Start of SOURCE RECORDS

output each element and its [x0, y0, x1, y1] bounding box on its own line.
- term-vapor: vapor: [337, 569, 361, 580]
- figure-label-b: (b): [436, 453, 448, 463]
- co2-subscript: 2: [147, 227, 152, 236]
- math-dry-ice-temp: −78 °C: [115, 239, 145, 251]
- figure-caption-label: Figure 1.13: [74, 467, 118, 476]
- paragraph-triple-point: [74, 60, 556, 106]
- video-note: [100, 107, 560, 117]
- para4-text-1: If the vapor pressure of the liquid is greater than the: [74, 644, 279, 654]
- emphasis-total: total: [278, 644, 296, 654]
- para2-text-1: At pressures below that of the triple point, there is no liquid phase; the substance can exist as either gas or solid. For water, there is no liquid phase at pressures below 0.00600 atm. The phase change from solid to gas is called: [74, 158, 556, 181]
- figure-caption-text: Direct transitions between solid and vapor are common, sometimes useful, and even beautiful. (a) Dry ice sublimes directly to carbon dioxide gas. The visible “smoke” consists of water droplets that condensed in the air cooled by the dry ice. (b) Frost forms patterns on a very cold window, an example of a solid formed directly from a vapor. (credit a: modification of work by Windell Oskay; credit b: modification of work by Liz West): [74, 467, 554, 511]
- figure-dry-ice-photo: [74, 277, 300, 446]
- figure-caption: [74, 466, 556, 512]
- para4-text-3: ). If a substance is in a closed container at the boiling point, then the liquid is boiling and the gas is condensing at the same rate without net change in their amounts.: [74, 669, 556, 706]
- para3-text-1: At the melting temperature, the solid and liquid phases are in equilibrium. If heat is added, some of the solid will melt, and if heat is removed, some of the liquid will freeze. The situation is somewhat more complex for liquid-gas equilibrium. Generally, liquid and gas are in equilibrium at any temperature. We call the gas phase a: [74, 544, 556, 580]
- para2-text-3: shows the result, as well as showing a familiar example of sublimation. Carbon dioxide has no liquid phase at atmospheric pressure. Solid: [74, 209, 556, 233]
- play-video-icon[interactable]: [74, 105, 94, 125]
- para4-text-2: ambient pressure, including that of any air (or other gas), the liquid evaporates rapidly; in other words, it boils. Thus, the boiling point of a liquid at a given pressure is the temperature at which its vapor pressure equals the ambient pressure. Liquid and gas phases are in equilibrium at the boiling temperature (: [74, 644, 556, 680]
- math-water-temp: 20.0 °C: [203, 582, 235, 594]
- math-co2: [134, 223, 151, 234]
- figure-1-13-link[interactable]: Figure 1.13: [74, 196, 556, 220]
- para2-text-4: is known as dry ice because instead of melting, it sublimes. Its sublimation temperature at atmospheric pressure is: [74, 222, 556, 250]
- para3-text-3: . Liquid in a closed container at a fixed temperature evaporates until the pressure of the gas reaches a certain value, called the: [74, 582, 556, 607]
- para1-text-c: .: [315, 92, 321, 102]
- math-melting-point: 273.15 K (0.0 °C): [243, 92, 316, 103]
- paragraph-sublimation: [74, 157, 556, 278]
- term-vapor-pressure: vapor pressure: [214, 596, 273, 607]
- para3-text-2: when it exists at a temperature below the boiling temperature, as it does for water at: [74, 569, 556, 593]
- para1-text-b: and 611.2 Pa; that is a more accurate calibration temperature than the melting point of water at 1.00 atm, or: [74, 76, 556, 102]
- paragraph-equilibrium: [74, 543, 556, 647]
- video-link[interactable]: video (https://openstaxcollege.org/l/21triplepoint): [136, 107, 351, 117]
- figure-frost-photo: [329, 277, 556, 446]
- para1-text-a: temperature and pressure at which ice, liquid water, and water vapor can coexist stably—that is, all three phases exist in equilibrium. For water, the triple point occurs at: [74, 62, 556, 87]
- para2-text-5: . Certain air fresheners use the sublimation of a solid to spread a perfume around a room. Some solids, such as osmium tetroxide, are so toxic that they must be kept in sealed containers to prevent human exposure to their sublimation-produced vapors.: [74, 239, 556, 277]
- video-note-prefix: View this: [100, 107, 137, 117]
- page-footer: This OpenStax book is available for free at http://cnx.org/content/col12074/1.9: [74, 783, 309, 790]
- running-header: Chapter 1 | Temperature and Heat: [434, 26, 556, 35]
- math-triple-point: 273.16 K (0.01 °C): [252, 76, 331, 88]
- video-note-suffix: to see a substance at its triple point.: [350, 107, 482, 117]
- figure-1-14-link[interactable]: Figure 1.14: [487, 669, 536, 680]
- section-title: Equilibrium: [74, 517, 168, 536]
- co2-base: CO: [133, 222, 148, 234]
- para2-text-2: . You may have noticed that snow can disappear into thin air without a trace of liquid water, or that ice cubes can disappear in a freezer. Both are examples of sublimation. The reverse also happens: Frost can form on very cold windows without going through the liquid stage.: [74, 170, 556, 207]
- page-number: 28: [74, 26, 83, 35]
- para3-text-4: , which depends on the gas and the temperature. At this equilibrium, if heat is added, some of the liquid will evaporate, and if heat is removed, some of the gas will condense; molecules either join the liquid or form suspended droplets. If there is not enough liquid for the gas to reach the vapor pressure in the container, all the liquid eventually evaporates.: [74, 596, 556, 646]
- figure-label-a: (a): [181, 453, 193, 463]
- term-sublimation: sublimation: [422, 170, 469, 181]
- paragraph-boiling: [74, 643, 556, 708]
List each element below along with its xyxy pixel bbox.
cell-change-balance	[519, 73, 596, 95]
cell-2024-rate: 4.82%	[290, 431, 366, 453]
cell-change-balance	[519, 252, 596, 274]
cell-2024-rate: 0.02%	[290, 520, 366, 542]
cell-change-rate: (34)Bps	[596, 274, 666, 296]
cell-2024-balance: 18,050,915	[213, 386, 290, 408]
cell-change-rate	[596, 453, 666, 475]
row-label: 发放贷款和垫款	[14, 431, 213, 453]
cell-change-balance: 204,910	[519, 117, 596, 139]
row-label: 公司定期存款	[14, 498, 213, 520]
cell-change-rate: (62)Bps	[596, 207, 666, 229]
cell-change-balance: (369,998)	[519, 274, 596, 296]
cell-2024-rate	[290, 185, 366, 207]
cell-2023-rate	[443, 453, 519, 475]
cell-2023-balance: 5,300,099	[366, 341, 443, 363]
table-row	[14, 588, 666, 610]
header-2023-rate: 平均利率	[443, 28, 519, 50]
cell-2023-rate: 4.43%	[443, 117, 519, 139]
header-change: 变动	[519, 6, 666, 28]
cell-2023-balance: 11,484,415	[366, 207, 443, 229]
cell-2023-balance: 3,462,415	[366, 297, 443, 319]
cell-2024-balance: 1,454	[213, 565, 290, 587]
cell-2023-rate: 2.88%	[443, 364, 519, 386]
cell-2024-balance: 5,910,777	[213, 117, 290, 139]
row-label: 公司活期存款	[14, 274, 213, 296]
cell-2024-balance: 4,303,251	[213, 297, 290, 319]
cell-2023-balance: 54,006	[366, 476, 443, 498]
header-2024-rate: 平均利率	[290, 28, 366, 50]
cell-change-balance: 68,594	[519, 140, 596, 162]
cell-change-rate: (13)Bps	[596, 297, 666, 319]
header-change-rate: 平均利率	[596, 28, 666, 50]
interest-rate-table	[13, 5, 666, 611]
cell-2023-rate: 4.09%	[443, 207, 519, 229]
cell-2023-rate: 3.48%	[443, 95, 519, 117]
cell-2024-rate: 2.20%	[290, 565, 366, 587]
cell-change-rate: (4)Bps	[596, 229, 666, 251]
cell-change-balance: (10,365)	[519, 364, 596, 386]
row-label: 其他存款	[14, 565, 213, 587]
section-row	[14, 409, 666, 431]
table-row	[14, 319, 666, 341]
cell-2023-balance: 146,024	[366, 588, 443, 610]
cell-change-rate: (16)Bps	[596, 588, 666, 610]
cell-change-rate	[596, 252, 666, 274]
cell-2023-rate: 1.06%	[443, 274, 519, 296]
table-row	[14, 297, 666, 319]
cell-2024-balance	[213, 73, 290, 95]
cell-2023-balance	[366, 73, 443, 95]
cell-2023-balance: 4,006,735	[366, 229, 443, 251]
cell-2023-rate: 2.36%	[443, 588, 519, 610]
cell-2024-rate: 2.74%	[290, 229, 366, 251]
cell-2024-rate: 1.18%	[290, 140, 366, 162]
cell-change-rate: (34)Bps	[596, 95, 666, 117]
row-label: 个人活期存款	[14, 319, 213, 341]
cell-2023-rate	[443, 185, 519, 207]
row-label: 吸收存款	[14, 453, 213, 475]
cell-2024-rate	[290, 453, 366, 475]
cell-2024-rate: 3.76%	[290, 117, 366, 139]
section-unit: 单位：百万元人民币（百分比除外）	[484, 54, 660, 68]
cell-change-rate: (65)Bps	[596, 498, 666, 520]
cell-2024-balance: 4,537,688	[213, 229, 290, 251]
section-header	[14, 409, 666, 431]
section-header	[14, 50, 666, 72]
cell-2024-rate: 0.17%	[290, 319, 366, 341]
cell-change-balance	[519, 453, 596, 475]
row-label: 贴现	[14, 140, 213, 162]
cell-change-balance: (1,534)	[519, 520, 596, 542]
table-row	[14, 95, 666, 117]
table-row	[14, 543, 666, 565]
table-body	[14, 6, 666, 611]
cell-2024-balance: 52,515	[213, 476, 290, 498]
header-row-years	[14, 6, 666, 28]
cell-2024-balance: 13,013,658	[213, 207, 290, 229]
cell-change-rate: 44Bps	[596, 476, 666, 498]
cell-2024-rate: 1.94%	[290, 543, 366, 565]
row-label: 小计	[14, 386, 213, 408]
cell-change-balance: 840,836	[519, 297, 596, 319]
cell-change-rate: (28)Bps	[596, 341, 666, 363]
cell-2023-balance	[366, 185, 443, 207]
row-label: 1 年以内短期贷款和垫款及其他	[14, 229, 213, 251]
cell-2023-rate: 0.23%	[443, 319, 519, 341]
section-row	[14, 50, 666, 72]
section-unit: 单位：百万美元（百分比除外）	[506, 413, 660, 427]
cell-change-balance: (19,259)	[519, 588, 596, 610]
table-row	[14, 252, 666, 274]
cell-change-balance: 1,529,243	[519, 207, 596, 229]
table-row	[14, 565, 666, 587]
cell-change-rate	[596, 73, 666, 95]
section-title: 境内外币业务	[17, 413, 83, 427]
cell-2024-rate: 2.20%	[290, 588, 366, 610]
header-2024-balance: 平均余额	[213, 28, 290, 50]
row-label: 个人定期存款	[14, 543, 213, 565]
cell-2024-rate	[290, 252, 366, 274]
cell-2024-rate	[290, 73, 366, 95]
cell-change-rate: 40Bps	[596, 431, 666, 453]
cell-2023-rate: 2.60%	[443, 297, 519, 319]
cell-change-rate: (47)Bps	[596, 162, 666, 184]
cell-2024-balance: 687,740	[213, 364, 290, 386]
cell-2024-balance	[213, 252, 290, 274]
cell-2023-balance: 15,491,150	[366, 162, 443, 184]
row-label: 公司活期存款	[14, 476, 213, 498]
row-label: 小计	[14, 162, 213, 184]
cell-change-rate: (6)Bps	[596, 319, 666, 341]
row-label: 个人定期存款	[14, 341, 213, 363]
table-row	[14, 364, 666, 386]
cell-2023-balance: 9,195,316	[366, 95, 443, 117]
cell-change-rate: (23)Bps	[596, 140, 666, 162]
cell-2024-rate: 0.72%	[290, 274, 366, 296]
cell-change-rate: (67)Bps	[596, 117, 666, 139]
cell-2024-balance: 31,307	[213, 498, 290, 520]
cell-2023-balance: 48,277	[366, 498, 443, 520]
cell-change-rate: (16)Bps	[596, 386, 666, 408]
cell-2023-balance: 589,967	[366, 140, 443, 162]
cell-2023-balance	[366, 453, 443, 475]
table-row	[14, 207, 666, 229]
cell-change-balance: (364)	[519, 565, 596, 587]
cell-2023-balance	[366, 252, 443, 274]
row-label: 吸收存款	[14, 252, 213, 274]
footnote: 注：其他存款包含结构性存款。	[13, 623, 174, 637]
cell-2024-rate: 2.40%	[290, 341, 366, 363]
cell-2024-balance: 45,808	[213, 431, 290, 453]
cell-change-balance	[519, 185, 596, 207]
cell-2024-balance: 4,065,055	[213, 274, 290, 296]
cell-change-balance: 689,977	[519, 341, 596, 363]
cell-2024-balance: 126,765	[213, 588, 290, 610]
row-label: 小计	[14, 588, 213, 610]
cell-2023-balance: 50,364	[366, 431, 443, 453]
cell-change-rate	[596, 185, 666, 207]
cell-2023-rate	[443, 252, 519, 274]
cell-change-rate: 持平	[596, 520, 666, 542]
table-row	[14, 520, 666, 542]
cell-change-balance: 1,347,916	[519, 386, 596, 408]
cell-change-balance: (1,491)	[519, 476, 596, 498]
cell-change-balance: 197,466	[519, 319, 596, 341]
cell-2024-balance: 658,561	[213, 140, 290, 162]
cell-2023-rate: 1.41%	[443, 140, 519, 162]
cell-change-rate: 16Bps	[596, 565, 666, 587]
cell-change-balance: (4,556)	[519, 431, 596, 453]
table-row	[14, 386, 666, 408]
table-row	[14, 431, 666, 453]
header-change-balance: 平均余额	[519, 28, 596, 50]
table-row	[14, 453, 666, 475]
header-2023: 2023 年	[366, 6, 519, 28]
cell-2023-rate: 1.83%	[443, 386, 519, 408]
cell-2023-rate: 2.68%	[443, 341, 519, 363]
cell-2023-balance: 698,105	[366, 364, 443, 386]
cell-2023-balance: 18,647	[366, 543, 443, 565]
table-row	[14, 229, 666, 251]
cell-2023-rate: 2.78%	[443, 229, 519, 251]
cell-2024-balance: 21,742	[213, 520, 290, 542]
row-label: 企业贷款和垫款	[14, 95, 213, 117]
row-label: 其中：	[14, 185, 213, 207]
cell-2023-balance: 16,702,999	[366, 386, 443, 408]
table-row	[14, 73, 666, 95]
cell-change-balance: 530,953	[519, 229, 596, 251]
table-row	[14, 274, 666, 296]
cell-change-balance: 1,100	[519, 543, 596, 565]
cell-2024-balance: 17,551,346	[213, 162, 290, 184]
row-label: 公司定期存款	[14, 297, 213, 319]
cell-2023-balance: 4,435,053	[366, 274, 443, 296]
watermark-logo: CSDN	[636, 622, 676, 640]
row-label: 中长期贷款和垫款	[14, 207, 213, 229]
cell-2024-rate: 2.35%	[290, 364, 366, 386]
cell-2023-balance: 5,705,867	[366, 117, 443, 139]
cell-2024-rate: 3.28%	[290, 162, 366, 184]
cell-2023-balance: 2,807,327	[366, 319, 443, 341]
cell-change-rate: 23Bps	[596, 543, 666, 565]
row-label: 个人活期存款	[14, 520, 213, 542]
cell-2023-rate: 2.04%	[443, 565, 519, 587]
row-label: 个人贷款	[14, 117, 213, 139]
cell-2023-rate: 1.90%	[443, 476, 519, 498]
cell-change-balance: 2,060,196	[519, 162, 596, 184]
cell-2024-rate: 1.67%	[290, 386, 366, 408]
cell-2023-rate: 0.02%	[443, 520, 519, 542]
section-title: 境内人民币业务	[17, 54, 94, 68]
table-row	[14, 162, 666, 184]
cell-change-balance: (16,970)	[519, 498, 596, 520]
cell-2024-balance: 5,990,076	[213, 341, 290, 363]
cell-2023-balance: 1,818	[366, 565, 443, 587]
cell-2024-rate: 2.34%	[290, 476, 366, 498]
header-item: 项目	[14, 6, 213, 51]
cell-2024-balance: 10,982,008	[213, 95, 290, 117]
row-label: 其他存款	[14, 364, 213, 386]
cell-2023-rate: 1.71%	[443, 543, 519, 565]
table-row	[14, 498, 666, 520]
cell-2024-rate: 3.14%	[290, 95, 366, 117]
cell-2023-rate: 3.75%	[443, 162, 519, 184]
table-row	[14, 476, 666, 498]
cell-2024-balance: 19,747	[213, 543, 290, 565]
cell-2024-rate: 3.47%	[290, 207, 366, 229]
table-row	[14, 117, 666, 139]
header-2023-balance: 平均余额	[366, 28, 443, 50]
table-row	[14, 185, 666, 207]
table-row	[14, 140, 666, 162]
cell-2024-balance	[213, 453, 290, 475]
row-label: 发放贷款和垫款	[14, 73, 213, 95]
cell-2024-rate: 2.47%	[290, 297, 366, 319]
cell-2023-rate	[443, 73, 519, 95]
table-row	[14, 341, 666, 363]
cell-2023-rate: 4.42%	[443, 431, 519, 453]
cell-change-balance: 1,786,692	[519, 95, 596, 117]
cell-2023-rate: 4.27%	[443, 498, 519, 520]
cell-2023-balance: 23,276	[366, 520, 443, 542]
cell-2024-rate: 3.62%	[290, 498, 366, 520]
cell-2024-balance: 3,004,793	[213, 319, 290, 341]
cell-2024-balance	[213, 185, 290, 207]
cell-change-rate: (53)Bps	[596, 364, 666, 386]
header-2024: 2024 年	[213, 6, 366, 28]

End of SOURCE RECORDS

▶ _TO DO_
Repeat the data above without any changes, starting from its first line and ending with the line that holds "- para2-text-1: At". Include both of those lines.

▶ _SOLUTION TO THE EXERCISE_
output each element and its [x0, y0, x1, y1] bounding box on its own line.
- term-vapor: vapor: [337, 569, 361, 580]
- figure-label-b: (b): [436, 453, 448, 463]
- co2-subscript: 2: [147, 227, 152, 236]
- math-dry-ice-temp: −78 °C: [115, 239, 145, 251]
- figure-caption-label: Figure 1.13: [74, 467, 118, 476]
- paragraph-triple-point: [74, 60, 556, 106]
- video-note: [100, 107, 560, 117]
- para4-text-1: If the vapor pressure of the liquid is greater than the: [74, 644, 279, 654]
- emphasis-total: total: [278, 644, 296, 654]
- para2-text-1: At pressures below that of the triple point, there is no liquid phase; the substance can exist as either gas or solid. For water, there is no liquid phase at pressures below 0.00600 atm. The phase change from solid to gas is called: [74, 158, 556, 181]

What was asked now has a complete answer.